** start of Source records **

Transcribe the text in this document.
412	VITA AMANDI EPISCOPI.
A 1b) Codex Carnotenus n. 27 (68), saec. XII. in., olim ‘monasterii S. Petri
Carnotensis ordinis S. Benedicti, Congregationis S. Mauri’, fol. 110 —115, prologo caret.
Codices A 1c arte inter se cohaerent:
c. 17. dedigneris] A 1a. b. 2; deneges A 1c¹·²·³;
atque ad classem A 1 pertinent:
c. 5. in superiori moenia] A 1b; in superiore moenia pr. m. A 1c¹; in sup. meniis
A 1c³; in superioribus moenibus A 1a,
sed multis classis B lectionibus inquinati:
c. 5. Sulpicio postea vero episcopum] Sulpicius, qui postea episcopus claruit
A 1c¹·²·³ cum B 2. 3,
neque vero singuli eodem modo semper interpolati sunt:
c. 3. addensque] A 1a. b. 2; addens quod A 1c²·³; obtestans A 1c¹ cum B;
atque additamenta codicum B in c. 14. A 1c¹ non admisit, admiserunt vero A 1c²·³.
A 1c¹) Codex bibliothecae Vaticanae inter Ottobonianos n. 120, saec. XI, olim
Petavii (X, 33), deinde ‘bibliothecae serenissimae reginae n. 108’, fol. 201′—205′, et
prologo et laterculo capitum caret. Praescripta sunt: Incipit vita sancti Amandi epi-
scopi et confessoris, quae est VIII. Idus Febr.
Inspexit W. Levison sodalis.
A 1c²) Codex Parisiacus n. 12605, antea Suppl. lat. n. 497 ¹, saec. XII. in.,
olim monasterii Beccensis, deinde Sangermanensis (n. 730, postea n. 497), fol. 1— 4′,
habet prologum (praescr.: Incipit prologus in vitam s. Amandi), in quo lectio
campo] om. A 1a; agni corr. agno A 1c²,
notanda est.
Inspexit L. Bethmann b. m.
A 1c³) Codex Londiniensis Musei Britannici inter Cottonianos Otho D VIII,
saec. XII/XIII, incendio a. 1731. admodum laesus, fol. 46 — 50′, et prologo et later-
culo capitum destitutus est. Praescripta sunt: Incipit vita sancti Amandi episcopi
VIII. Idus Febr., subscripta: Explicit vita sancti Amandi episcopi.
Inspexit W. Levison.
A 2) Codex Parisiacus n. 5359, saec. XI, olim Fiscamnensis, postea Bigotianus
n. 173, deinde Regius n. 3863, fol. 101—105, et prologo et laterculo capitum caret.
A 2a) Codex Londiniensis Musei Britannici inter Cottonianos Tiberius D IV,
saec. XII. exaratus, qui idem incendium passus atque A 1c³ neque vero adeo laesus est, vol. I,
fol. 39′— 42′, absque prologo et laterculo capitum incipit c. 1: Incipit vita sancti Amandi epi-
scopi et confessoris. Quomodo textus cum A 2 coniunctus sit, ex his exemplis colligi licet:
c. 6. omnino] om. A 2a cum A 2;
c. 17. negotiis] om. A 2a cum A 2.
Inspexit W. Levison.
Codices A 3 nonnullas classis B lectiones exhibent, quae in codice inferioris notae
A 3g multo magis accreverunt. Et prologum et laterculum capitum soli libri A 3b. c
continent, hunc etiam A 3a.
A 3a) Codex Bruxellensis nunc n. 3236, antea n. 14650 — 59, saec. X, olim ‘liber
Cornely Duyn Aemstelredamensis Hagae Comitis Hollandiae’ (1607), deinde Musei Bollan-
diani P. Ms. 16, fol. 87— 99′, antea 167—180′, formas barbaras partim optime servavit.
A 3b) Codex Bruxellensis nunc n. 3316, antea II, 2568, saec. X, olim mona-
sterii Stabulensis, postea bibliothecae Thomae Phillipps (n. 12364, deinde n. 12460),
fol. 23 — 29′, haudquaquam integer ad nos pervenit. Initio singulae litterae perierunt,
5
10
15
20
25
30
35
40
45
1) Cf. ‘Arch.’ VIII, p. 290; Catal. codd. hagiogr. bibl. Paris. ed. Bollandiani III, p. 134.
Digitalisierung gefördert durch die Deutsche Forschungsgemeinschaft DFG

** end of Source records **

# Requirement:
Could you transcribe the records in full, exactly?

# Exercise result:
Transcribe the text in this document.
412	VITA AMANDI EPISCOPI.
A 1b) Codex Carnotenus n. 27 (68), saec. XII. in., olim ‘monasterii S. Petri
Carnotensis ordinis S. Benedicti, Congregationis S. Mauri’, fol. 110 —115, prologo caret.
Codices A 1c arte inter se cohaerent:
c. 17. dedigneris] A 1a. b. 2; deneges A 1c¹·²·³;
atque ad classem A 1 pertinent:
c. 5. in superiori moenia] A 1b; in superiore moenia pr. m. A 1c¹; in sup. meniis
A 1c³; in superioribus moenibus A 1a,
sed multis classis B lectionibus inquinati:
c. 5. Sulpicio postea vero episcopum] Sulpicius, qui postea episcopus claruit
A 1c¹·²·³ cum B 2. 3,
neque vero singuli eodem modo semper interpolati sunt:
c. 3. addensque] A 1a. b. 2; addens quod A 1c²·³; obtestans A 1c¹ cum B;
atque additamenta codicum B in c. 14. A 1c¹ non admisit, admiserunt vero A 1c²·³.
A 1c¹) Codex bibliothecae Vaticanae inter Ottobonianos n. 120, saec. XI, olim
Petavii (X, 33), deinde ‘bibliothecae serenissimae reginae n. 108’, fol. 201′—205′, et
prologo et laterculo capitum caret. Praescripta sunt: Incipit vita sancti Amandi epi-
scopi et confessoris, quae est VIII. Idus Febr.
Inspexit W. Levison sodalis.
A 1c²) Codex Parisiacus n. 12605, antea Suppl. lat. n. 497 ¹, saec. XII. in.,
olim monasterii Beccensis, deinde Sangermanensis (n. 730, postea n. 497), fol. 1— 4′,
habet prologum (praescr.: Incipit prologus in vitam s. Amandi), in quo lectio
campo] om. A 1a; agni corr. agno A 1c²,
notanda est.
Inspexit L. Bethmann b. m.
A 1c³) Codex Londiniensis Musei Britannici inter Cottonianos Otho D VIII,
saec. XII/XIII, incendio a. 1731. admodum laesus, fol. 46 — 50′, et prologo et later-
culo capitum destitutus est. Praescripta sunt: Incipit vita sancti Amandi episcopi
VIII. Idus Febr., subscripta: Explicit vita sancti Amandi episcopi.
Inspexit W. Levison.
A 2) Codex Parisiacus n. 5359, saec. XI, olim Fiscamnensis, postea Bigotianus
n. 173, deinde Regius n. 3863, fol. 101—105, et prologo et laterculo capitum caret.
A 2a) Codex Londiniensis Musei Britannici inter Cottonianos Tiberius D IV,
saec. XII. exaratus, qui idem incendium passus atque A 1c³ neque vero adeo laesus est, vol. I,
fol. 39′— 42′, absque prologo et laterculo capitum incipit c. 1: Incipit vita sancti Amandi epi-
scopi et confessoris. Quomodo textus cum A 2 coniunctus sit, ex his exemplis colligi licet:
c. 6. omnino] om. A 2a cum A 2;
c. 17. negotiis] om. A 2a cum A 2.
Inspexit W. Levison.
Codices A 3 nonnullas classis B lectiones exhibent, quae in codice inferioris notae
A 3g multo magis accreverunt. Et prologum et laterculum capitum soli libri A 3b. c
continent, hunc etiam A 3a.
A 3a) Codex Bruxellensis nunc n. 3236, antea n. 14650 — 59, saec. X, olim ‘liber
Cornely Duyn Aemstelredamensis Hagae Comitis Hollandiae’ (1607), deinde Musei Bollan-
diani P. Ms. 16, fol. 87— 99′, antea 167—180′, formas barbaras partim optime servavit.
A 3b) Codex Bruxellensis nunc n. 3316, antea II, 2568, saec. X, olim mona-
sterii Stabulensis, postea bibliothecae Thomae Phillipps (n. 12364, deinde n. 12460),
fol. 23 — 29′, haudquaquam integer ad nos pervenit. Initio singulae litterae perierunt,
5
10
15
20
25
30
35
40
45
1) Cf. ‘Arch.’ VIII, p. 290; Catal. codd. hagiogr. bibl. Paris. ed. Bollandiani III, p. 134.
Digitalisierung gefördert durch die Deutsche Forschungsgemeinschaft DFG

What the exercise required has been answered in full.